Objective ::
Output the full listing below exactly as it reads, and skip anything that is a picture.

Data listing
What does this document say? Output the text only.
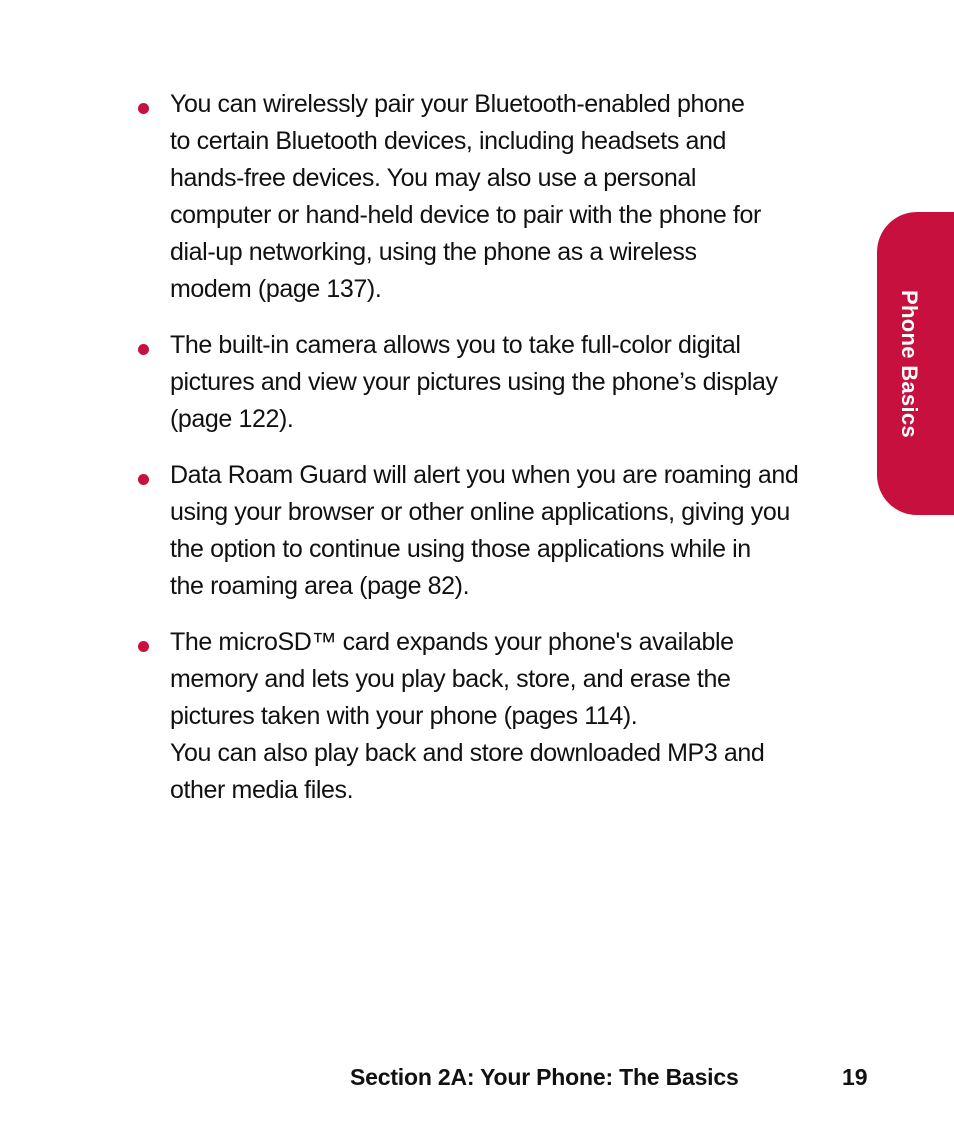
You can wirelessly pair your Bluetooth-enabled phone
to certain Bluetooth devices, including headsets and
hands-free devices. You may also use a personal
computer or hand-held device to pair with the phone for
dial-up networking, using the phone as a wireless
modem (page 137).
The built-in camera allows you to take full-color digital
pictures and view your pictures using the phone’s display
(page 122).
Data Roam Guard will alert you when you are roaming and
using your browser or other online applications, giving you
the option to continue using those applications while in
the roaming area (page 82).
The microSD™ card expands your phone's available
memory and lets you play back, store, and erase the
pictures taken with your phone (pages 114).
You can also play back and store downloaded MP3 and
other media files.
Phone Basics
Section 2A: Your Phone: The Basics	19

Solution to this task ::
What does this document say? Output the text only.
You can wirelessly pair your Bluetooth-enabled phone
to certain Bluetooth devices, including headsets and
hands-free devices. You may also use a personal
computer or hand-held device to pair with the phone for
dial-up networking, using the phone as a wireless
modem (page 137).
The built-in camera allows you to take full-color digital
pictures and view your pictures using the phone’s display
(page 122).
Data Roam Guard will alert you when you are roaming and
using your browser or other online applications, giving you
the option to continue using those applications while in
the roaming area (page 82).
The microSD™ card expands your phone's available
memory and lets you play back, store, and erase the
pictures taken with your phone (pages 114).
You can also play back and store downloaded MP3 and
other media files.
Phone Basics
Section 2A: Your Phone: The Basics	19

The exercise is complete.